(To be done): Gather from the material every line that contains the string "subtitle".
** Start Entries supplied **
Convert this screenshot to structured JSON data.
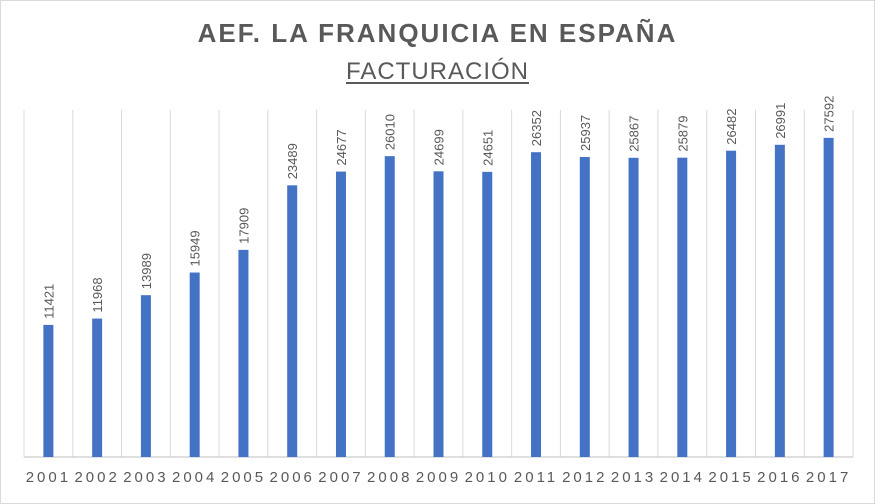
{
  "chart_data": {
    "type": "bar",
    "title": "AEF. LA FRANQUICIA  EN ESPAÑA",
    "subtitle": "FACTURACIÓN",
    "xlabel": "",
    "ylabel": "",
    "categories": [
      "2001",
      "2002",
      "2003",
      "2004",
      "2005",
      "2006",
      "2007",
      "2008",
      "2009",
      "2010",
      "2011",
      "2012",
      "2013",
      "2014",
      "2015",
      "2016",
      "2017"
    ],
    "values": [
      11421,
      11968,
      13989,
      15949,
      17909,
      23489,
      24677,
      26010,
      24699,
      24651,
      26352,
      25937,
      25867,
      25879,
      26482,
      26991,
      27592
    ],
    "ylim": [
      0,
      30000
    ],
    "grid": "vertical",
    "legend": "none",
    "bar_color": "#4472c4",
    "grid_color": "#d9d9d9",
    "axis_color": "#bfbfbf"
  }
}
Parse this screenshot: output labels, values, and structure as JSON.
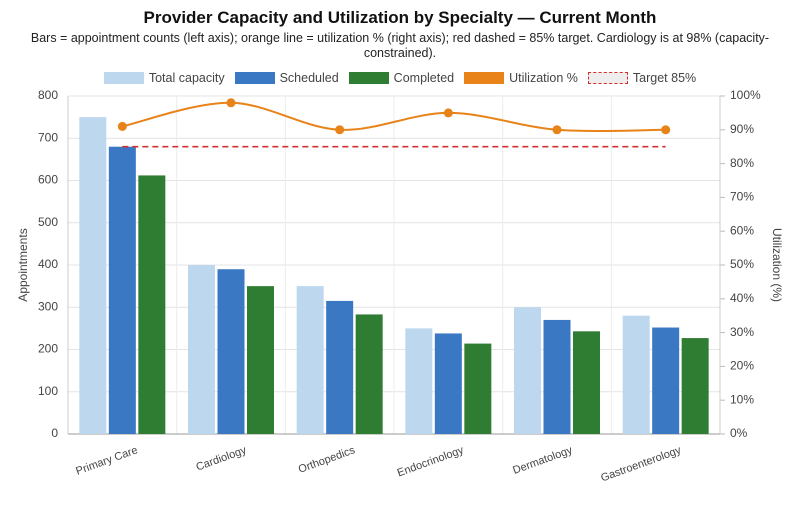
{
  "chart_data": {
    "type": "bar",
    "title": "Provider Capacity and Utilization by Specialty — Current Month",
    "subtitle": "Bars = appointment counts (left axis); orange line = utilization % (right axis); red dashed = 85% target. Cardiology is at 98% (capacity-constrained).",
    "y_label": "Appointments",
    "y2_label": "Utilization (%)",
    "categories": [
      "Primary Care",
      "Cardiology",
      "Orthopedics",
      "Endocrinology",
      "Dermatology",
      "Gastroenterology"
    ],
    "series": [
      {
        "name": "Total capacity",
        "type": "bar",
        "color": "#bdd7ee",
        "values": [
          750,
          400,
          350,
          250,
          300,
          280
        ]
      },
      {
        "name": "Scheduled",
        "type": "bar",
        "color": "#3a78c4",
        "values": [
          680,
          390,
          315,
          238,
          270,
          252
        ]
      },
      {
        "name": "Completed",
        "type": "bar",
        "color": "#2e7d32",
        "values": [
          612,
          350,
          283,
          214,
          243,
          227
        ]
      },
      {
        "name": "Utilization %",
        "type": "line",
        "axis": "y2",
        "color": "#e8831a",
        "values": [
          91,
          98,
          90,
          95,
          90,
          90
        ]
      },
      {
        "name": "Target 85%",
        "type": "line",
        "axis": "y2",
        "color": "#d32f2f",
        "dashed": true,
        "values": [
          85,
          85,
          85,
          85,
          85,
          85
        ]
      }
    ],
    "ylim": [
      0,
      800
    ],
    "yticks": [
      0,
      100,
      200,
      300,
      400,
      500,
      600,
      700,
      800
    ],
    "y2lim": [
      0,
      100
    ],
    "y2ticks": [
      {
        "value": 0,
        "label": "0%"
      },
      {
        "value": 10,
        "label": "10%"
      },
      {
        "value": 20,
        "label": "20%"
      },
      {
        "value": 30,
        "label": "30%"
      },
      {
        "value": 40,
        "label": "40%"
      },
      {
        "value": 50,
        "label": "50%"
      },
      {
        "value": 60,
        "label": "60%"
      },
      {
        "value": 70,
        "label": "70%"
      },
      {
        "value": 80,
        "label": "80%"
      },
      {
        "value": 90,
        "label": "90%"
      },
      {
        "value": 100,
        "label": "100%"
      }
    ],
    "grid": true
  }
}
** End Entries supplied **
(Answer to this task):
    "subtitle": "FACTURACIÓN",
    "subtitle": "Bars = appointment counts (left axis); orange line = utilization % (right axis); red dashed = 85% target. Cardiology is at 98% (capacity-constrained).",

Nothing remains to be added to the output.